**What you are asked to do**
How many lines in these records hold the string "this"? Reply with the number alone.

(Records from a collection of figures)
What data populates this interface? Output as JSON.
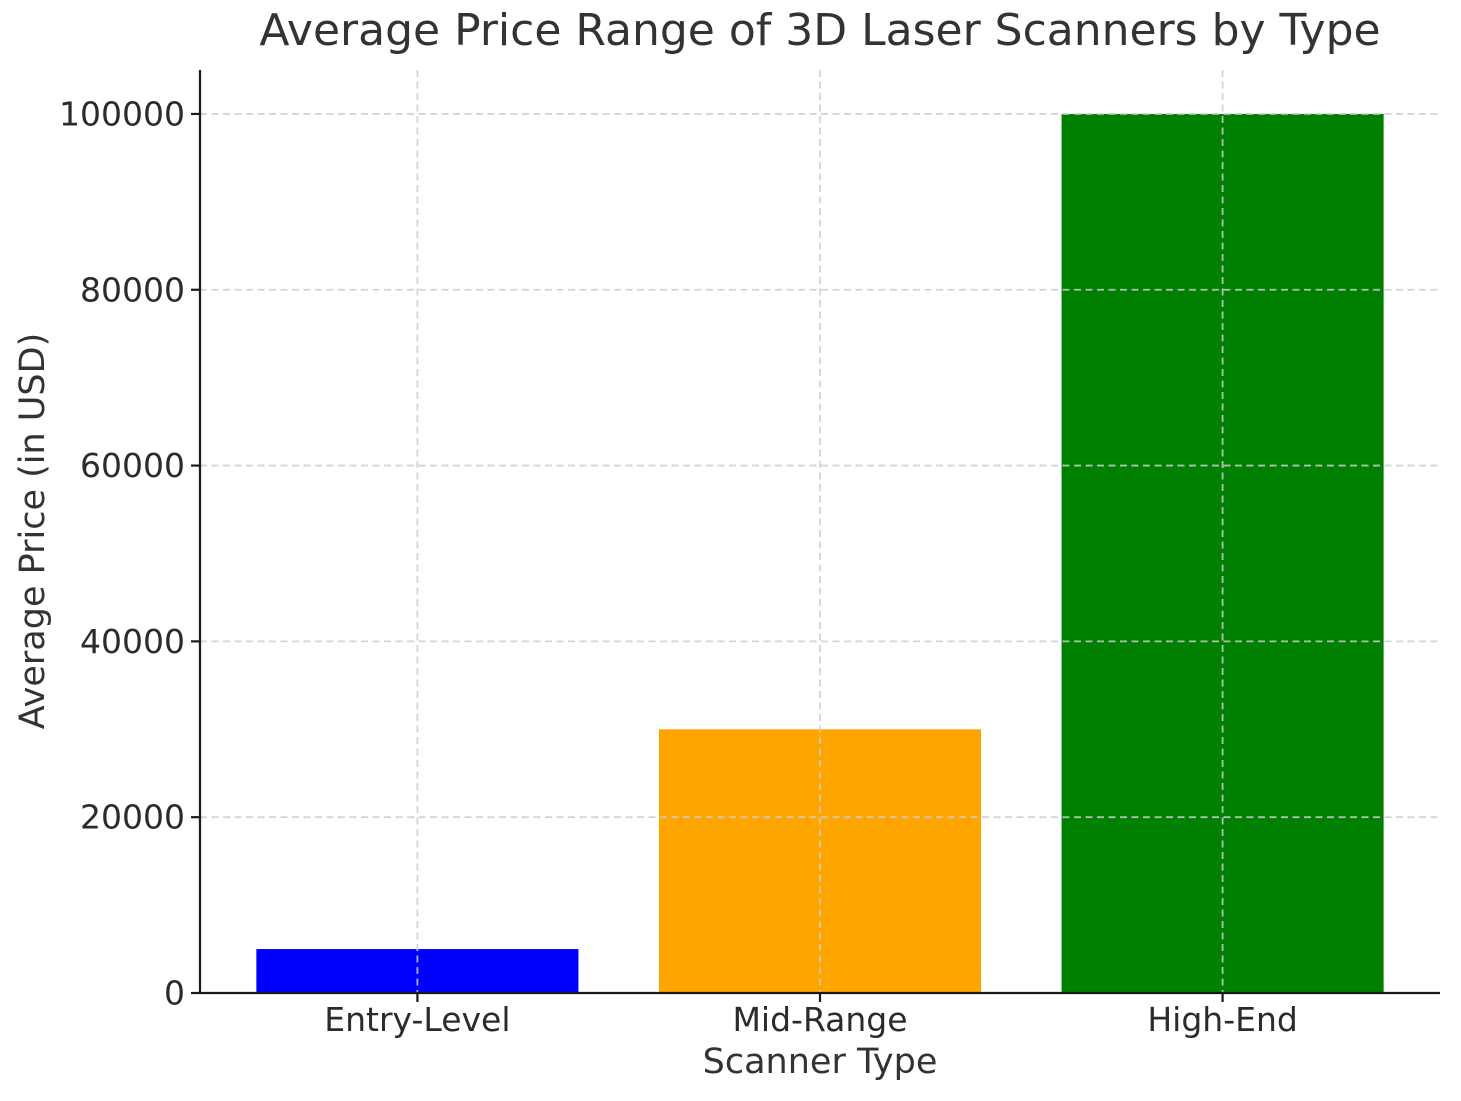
{
  "chart_data": {
    "type": "bar",
    "title": "Average Price Range of 3D Laser Scanners by Type",
    "xlabel": "Scanner Type",
    "ylabel": "Average Price (in USD)",
    "categories": [
      "Entry-Level",
      "Mid-Range",
      "High-End"
    ],
    "values": [
      5000,
      30000,
      100000
    ],
    "bar_colors": [
      "#0000ff",
      "#ffa500",
      "#008000"
    ],
    "ylim": [
      0,
      105000
    ],
    "yticks": [
      0,
      20000,
      40000,
      60000,
      80000,
      100000
    ],
    "grid": true,
    "grid_style": "dashed",
    "grid_color": "#cccccc",
    "spine_color": "#1a1a1a",
    "text_color": "#333333",
    "legend": false
  }
}
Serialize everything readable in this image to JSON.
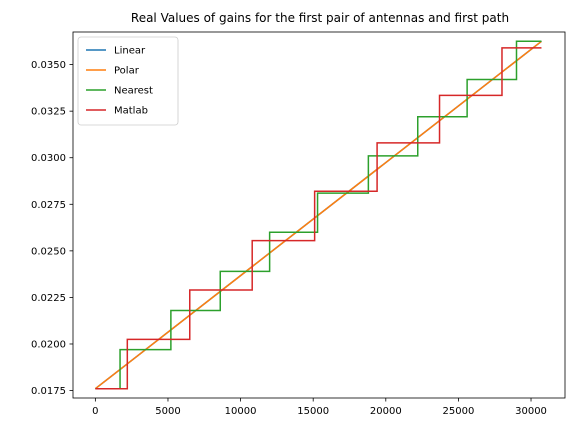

**Reply to the exercise**
2